THE REQUEST -> Look through the listing for the word "text". Copy each line that has it.

[Entries with figure data]
┌──
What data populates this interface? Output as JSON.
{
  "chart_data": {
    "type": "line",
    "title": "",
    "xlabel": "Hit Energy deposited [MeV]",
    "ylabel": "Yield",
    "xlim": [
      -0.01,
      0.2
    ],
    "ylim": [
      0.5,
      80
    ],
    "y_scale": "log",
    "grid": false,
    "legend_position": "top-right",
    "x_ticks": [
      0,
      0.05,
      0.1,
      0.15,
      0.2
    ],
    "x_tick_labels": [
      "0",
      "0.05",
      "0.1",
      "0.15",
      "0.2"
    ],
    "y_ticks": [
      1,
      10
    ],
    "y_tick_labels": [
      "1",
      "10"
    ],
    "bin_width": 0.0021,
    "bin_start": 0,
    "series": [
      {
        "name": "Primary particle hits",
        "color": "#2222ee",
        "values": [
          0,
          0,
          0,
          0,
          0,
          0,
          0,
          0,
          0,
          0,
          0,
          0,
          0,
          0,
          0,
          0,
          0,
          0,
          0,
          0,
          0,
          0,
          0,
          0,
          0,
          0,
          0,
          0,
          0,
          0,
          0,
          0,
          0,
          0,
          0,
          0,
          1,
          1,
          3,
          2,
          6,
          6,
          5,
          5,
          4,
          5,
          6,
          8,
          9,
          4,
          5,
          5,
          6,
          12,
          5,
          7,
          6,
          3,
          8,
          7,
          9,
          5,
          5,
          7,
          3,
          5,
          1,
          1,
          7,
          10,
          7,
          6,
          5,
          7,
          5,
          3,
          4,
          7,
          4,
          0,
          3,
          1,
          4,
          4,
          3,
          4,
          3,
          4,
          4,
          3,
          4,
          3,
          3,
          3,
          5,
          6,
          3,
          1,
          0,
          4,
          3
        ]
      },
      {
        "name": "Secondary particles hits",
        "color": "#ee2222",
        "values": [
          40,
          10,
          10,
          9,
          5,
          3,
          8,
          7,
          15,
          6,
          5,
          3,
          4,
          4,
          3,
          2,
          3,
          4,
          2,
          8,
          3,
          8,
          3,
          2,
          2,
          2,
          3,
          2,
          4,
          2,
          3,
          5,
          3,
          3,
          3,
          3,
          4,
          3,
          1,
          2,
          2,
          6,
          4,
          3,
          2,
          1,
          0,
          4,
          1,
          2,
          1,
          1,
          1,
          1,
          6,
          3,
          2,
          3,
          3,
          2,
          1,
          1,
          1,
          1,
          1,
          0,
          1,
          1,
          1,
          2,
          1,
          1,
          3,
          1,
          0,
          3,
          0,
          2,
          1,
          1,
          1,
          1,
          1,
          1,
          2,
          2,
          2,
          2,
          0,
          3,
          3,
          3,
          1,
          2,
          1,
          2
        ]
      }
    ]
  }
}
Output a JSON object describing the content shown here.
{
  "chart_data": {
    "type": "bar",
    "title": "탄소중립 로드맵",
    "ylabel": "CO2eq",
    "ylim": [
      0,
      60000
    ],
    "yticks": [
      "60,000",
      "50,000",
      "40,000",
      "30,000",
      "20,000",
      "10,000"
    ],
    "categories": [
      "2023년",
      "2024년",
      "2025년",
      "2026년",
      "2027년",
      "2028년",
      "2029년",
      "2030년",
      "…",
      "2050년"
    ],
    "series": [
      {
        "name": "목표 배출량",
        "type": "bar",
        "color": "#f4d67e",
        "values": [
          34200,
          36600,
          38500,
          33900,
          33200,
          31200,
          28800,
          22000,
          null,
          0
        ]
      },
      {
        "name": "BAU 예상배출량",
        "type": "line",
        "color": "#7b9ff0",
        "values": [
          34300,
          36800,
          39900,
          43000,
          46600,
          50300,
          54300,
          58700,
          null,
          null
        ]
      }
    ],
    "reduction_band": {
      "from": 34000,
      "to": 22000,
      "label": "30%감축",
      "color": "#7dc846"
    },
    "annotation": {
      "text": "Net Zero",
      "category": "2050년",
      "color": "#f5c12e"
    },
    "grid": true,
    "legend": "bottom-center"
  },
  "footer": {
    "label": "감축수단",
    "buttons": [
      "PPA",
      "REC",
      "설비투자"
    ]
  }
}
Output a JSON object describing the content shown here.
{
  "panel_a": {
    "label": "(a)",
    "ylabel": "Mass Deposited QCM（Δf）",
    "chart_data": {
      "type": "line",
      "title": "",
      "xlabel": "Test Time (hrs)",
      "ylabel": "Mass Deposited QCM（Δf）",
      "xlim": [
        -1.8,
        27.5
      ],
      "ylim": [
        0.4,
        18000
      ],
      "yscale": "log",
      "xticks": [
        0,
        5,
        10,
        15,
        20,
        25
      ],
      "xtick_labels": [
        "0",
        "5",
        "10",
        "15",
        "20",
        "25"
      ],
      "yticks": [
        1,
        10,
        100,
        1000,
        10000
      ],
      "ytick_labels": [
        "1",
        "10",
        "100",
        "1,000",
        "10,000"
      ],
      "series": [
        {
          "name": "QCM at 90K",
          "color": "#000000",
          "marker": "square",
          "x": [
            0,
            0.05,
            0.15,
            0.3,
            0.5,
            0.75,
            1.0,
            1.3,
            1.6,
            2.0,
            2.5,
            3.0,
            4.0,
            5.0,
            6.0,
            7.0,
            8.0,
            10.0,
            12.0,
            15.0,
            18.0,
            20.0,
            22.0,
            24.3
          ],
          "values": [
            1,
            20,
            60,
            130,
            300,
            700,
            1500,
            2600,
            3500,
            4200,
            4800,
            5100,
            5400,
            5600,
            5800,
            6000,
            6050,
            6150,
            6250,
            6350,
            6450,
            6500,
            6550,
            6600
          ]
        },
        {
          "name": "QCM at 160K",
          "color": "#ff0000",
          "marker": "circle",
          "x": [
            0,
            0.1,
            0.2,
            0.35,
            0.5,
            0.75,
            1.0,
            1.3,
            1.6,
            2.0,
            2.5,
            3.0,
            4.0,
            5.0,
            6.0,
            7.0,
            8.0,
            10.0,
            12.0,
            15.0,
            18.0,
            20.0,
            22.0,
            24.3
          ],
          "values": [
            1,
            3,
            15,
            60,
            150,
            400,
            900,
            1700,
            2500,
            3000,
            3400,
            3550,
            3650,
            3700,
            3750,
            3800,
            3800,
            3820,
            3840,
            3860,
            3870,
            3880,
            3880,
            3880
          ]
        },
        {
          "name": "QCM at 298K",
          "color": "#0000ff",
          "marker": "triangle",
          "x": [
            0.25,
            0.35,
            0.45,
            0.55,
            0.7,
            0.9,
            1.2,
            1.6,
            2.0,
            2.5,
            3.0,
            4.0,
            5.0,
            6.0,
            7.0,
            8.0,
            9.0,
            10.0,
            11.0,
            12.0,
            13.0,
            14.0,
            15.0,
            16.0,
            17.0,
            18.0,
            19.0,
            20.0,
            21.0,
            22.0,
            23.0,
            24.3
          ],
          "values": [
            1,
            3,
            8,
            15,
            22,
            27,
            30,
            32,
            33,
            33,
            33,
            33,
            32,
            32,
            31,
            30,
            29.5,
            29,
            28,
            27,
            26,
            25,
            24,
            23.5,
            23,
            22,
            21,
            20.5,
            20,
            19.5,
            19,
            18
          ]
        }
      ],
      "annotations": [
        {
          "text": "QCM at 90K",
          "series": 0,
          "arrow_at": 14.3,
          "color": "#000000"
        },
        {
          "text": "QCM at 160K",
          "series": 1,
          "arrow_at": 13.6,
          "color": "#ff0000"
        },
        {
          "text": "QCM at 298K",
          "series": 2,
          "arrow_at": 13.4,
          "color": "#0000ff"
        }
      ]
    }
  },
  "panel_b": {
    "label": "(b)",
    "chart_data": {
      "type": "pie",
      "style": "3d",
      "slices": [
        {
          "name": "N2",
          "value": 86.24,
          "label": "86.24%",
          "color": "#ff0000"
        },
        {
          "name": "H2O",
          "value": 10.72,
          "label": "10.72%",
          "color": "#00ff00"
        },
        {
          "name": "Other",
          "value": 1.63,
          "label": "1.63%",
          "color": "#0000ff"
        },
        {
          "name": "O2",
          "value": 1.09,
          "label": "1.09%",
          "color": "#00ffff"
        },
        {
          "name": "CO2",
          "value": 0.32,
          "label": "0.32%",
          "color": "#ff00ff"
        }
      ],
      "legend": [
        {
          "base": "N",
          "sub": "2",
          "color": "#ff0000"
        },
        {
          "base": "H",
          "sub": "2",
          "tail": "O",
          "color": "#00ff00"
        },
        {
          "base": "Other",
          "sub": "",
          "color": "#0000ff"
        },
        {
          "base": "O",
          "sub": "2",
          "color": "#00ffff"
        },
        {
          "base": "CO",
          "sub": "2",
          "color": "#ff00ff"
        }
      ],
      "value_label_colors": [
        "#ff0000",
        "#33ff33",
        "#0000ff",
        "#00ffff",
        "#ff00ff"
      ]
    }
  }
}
└──
PROBLEM SOLUTION ->
      "text": "Net Zero",
          "text": "QCM at 90K",
          "text": "QCM at 160K",
          "text": "QCM at 298K",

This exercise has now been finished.